## WHAT TO DO
Recast the lines from the line with "List UI elements" to the line with "wizard-sidebar xyxy=(0,74,134,717)" as a two-column CSV with the columns "prompt" and "reply". Put the first of these lines in the "prompt" field and all the following lines in the "reply" field, with line breaks replaced by spaces and each field enclosed in quotes.

## RECORDED INFORMATION
○ ○ ○ ○

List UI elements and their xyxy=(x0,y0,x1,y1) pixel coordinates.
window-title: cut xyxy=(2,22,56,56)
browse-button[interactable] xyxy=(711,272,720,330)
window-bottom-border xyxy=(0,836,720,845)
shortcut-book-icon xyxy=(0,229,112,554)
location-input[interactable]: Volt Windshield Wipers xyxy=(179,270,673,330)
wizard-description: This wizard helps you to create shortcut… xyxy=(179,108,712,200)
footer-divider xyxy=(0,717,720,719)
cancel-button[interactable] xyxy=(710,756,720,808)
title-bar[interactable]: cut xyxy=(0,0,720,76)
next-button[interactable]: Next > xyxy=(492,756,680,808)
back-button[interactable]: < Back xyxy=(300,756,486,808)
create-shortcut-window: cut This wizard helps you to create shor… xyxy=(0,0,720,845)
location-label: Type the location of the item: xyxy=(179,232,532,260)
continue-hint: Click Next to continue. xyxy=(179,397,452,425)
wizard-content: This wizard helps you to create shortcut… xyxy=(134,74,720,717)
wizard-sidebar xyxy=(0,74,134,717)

○ ○ ○ ○

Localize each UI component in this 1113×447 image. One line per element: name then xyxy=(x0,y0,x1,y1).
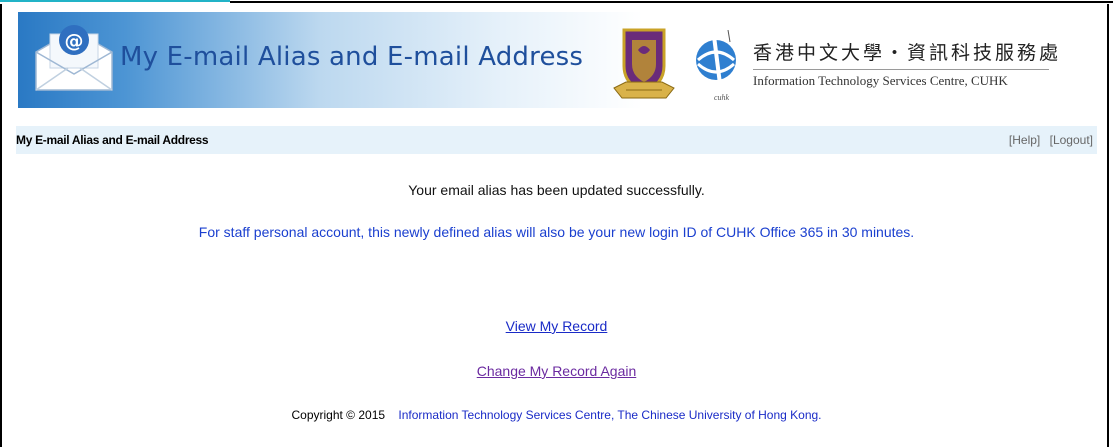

○ ○ ○ ○

## RESPONSE TO THE TASK
prompt,reply
"List UI elements and their xyxy=(x0,y0,x1,y1) pixel coordinates.","window-title: cut xyxy=(2,22,56,56) browse-button[interactable] xyxy=(711,272,720,330) window-bottom-border xyxy=(0,836,720,845) shortcut-book-icon xyxy=(0,229,112,554) location-input[interactable]: Volt Windshield Wipers xyxy=(179,270,673,330) wizard-description: This wizard helps you to create shortcut… xyxy=(179,108,712,200) footer-divider xyxy=(0,717,720,719) cancel-button[interactable] xyxy=(710,756,720,808) title-bar[interactable]: cut xyxy=(0,0,720,76) next-button[interactable]: Next > xyxy=(492,756,680,808) back-button[interactable]: < Back xyxy=(300,756,486,808) create-shortcut-window: cut This wizard helps you to create shor… xyxy=(0,0,720,845) location-label: Type the location of the item: xyxy=(179,232,532,260) continue-hint: Click Next to continue. xyxy=(179,397,452,425) wizard-content: This wizard helps you to create shortcut… xyxy=(134,74,720,717) wizard-sidebar xyxy=(0,74,134,717)"